:: Supplied text

Reproducible scientific Python environments with conda

Saturday. October 15, 2022 (~8m read)

Table of Contents

Setting up Anaconda or Miniconda
Creating a new environment for each project
Backing up and restoring your environment
A few closing suggestions

This is a brief explanation of a workflow that I’ve been using for research/data-science projects in Python. It makes use of conda environments co-located with project files. This meets several key criteria that I was looking for:

Environments are easily recreatable, meaning less worry about ever borking things
Reproducible workspace across different machines
Dependencies placed under version control for open-science and collaboration
“Portable” environments that are easy to move around like normal folders

Below are the key steps to use this setup.

Note This post replaces an earlier version I was drafting using Craft. I took down that post from this site, but you can still access the draft version here. The commands below were run on macOS and should be relatively similar to other Nix-y systems (e.g. Ubuntu and Windows subsystem for Linux).

Setting up Anaconda or Miniconda

You can use this link to grab the latest Miniconda (on macOS you want the bash script). Or you can use the installation the link at the bottom of this page to download Anaconda instead. Miniconda is a bit faster cause it’s more bare-bones, but Anaconda includes some default packages. Once you’ve downloaded either of those files you’ll need to open up a Terminal and cd to the location of the file (probably Downloads or Desktop). From there you’ll need to run the installer and follow the prompts, which you can do by typing bash fileYouDownloaded.sh.

You can verify the installation worked by asking your system what Python it sees now using which python. If everything worked it should point to the Python installed inside your anaconda3 or miniconda3 directory.

Creating a new environment for each project

Most guides will tell you to create a new named environment using the -n/--name flag to conda create. But a more reproducible setup is to create a local environment within your project folder. Let’s say you have a project folder called myproject/. The command below creates a new environment in a sub-directory called env. It installs Python 3.8, pip (for libraries on pypi), and specifically uses the conda-forge channel for grabbing them:

# From within myproject/
conda create -p ./env python=3.8 pip -c conda-forge

Change your Python version to what makes most sense for your project. You can also omit -c conda-forge to just install from the normal defaults channel.

You should now see a new env/ directory. You can activate the environment by pointing to it: conda activate ./env. You should not commit this folder to version control as it can be quite large depending on how complex your project requirements get. So make sure to echo 'env/' >> .gitignore.

Backing up and restoring your environment

This is the critical piece that makes this setup work: the environment.yml file. This file is a recipe for rebuilding your environment in a platform-independent way. To create this recipe run the following command:

# Export the environment recipe to a file called environment.yml
conda env export --no-builds -f environment.yml

The --no-builds flag exports the current environment in a platform-independent way. This means you should be able to use the same environment.yml across different operating systems (e.g. macOS, Windows, etc)

::::
:: Record extracts

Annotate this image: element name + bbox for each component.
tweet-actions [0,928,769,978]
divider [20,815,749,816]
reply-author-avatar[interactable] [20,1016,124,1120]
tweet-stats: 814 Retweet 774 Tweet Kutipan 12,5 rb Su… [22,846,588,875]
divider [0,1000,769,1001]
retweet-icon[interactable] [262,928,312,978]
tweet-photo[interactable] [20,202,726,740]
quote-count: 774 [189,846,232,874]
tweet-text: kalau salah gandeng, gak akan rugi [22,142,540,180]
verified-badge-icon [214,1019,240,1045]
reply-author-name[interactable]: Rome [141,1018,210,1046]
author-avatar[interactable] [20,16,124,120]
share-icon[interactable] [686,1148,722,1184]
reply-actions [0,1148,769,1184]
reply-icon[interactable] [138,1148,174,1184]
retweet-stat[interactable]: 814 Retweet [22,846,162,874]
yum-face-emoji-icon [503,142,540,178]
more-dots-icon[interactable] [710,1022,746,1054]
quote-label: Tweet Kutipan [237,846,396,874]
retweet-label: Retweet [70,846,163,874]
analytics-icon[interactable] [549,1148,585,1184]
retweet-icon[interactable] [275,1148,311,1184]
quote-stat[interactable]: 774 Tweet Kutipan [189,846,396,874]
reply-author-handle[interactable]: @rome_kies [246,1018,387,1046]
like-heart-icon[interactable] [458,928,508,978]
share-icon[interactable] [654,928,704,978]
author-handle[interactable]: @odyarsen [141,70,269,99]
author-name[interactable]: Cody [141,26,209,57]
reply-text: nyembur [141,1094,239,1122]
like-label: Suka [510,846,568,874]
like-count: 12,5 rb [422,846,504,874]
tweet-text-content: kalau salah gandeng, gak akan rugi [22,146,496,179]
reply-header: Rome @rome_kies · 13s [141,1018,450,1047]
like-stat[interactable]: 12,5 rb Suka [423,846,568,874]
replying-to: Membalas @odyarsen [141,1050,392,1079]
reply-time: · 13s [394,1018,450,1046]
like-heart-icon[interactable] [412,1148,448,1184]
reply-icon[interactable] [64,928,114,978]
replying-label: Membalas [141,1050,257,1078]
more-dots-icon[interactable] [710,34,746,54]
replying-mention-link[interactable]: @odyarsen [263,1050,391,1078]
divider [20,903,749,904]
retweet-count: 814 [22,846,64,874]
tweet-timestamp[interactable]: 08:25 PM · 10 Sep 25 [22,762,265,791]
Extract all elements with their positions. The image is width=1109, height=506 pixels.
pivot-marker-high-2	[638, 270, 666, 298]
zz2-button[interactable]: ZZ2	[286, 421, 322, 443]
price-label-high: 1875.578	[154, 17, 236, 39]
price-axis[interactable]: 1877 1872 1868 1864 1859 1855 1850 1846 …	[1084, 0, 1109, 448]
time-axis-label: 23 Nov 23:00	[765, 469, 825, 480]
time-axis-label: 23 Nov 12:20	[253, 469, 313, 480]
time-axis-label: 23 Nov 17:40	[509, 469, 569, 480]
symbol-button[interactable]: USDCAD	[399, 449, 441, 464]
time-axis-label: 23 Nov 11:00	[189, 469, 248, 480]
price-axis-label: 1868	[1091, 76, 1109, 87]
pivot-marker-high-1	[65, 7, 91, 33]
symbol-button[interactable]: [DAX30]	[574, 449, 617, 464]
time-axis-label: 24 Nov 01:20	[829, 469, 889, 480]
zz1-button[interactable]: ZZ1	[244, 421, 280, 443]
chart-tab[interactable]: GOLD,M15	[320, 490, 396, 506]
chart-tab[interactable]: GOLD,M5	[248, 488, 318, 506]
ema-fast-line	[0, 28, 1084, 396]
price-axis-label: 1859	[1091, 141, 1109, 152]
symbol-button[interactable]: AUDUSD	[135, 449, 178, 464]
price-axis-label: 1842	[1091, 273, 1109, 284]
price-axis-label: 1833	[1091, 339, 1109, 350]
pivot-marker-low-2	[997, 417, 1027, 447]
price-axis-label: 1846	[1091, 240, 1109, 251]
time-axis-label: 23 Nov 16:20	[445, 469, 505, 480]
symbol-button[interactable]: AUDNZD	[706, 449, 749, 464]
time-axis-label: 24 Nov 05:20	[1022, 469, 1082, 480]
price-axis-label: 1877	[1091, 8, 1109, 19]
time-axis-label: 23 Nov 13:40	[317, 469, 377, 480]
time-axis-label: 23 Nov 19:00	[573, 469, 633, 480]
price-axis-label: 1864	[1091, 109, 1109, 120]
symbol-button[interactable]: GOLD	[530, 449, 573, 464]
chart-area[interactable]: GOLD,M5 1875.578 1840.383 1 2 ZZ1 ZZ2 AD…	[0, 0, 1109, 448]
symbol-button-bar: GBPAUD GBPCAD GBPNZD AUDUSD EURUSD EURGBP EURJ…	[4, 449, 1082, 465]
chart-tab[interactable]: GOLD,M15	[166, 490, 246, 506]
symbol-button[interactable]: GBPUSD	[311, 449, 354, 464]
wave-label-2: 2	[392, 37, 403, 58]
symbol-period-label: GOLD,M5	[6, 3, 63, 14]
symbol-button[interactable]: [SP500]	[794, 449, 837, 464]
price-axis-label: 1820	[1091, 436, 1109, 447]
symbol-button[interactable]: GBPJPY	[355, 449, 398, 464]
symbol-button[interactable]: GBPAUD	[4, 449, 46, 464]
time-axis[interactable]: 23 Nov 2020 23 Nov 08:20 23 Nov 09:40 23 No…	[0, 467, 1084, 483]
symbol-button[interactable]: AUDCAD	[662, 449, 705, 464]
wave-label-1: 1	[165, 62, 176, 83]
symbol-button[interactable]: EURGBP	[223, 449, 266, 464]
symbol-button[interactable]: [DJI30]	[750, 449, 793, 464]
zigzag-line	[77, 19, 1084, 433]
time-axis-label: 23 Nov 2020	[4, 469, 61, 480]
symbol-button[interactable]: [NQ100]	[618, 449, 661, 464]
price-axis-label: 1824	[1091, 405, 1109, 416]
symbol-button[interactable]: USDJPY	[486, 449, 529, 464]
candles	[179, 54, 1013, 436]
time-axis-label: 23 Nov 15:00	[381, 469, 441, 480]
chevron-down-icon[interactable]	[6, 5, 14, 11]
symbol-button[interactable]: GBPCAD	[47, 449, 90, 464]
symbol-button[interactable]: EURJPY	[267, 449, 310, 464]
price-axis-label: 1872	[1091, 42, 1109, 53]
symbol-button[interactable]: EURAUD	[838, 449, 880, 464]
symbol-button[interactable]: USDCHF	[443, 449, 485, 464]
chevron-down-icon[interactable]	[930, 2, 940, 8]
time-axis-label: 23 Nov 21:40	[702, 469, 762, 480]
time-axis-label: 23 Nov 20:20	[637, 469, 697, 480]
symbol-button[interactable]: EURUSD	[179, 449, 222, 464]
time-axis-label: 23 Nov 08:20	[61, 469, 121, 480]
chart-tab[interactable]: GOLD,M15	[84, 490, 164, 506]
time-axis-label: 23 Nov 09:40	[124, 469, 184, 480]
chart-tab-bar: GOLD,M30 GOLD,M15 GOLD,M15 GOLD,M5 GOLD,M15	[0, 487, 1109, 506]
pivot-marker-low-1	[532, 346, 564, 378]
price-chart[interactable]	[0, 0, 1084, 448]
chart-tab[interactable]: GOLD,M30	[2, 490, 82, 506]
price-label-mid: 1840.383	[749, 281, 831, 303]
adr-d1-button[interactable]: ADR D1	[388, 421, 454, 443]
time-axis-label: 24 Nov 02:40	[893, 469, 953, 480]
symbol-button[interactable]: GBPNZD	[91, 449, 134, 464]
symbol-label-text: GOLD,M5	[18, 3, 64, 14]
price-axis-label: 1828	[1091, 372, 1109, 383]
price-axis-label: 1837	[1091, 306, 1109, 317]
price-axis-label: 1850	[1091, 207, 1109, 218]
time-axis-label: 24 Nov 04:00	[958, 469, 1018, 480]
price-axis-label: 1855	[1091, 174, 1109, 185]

::::

▶ _Set exercise_: Could you pick up the post on reproducible Python environments with conda and carry it forward from its final sentence?

▶ _Written answer_:
You should rerun this command any time you install or uninstall new libraries and packages. You should also commit those changes to version control:

git add environment.yml
git commit -m "saved environment"

To restore an environment from this file (e.g. if you or a collaborator are working on another machine or you break something) just do:

# Make sure the env isn't active 
conda deactivate
# Delete the env folder
rm -r env
# Create a new env using the spec in environment.yml
conda env create -p ./env -f environment.yml

You can also make sure your environment is in-sync with environment.yml by running the following command which will install and uninstall dependencies as needed:

conda env update -p ./env -f environment.yml --prune

A few closing suggestions

Make sure you know what environment is active before running conda install commands

Make sure whenever you want to add or remove package to a project environment (e.g. myproject ), you conda activate ./env it first. If you don’t, you’ll accidentally be adding and removing things from your base environment!

Be careful about mixing and matching conda channels!

In snipped above I used the -c flag to conda install from the conda-forge channel. By default conda will install from the defaults channel which points to anaconda.org, whereas conda-forge points to conda-forge.org.

In general, you can save yourself a lot of headaches by simply sticking with the same channel for installing everything. For example if I installed numpy using conda install -c conda-forge numpy, then it’s a good idea to keep using conda-forge for other packages I want like pandas: conda install -c conda-forge pandas, rather than conda install pandas, which is equivalent to conda install -c defaults pandas.

There might be times when you can’t avoid mixing and matching, but it’s a good heuristic to help avoid the dreaded “environment conflict” messages that you might encounter otherwise. I have been a long time defaults user because of one or two less than pleasant experiences with conda-forge several years ago. Plus there used to be a significant speed difference when using the Intel compiled MKL (Math Kernel Libraries) and the open BLAS (Basic Linear Algebra Subprograms) that power libraries like numpy. But lately most of that seems to have changed and for the last few projects I’ve been exclusively preferring conda-forge for its breadth and especially for any R related dependencies.

Optional extra automation

If you’re interested in automating this workflow a bit, I made a few bash functions and aliases that you should be able to drop in to a .zshrc or .bashrc file. Specifically:

envinit() for creating a brand new env/ with a few basic libs and exporting its environment.yml
envsave() which exports the current env to environment.yml and also appends pip packages installed from something other than pypi, e.g. github or locally from source. That’s because currently conda doesn’t install these packages when recreating an environment. So you’ll have to install them manually with pip
envcheck() which checks if envsave needs to be run and does so. Useful as a git pre-commit hook.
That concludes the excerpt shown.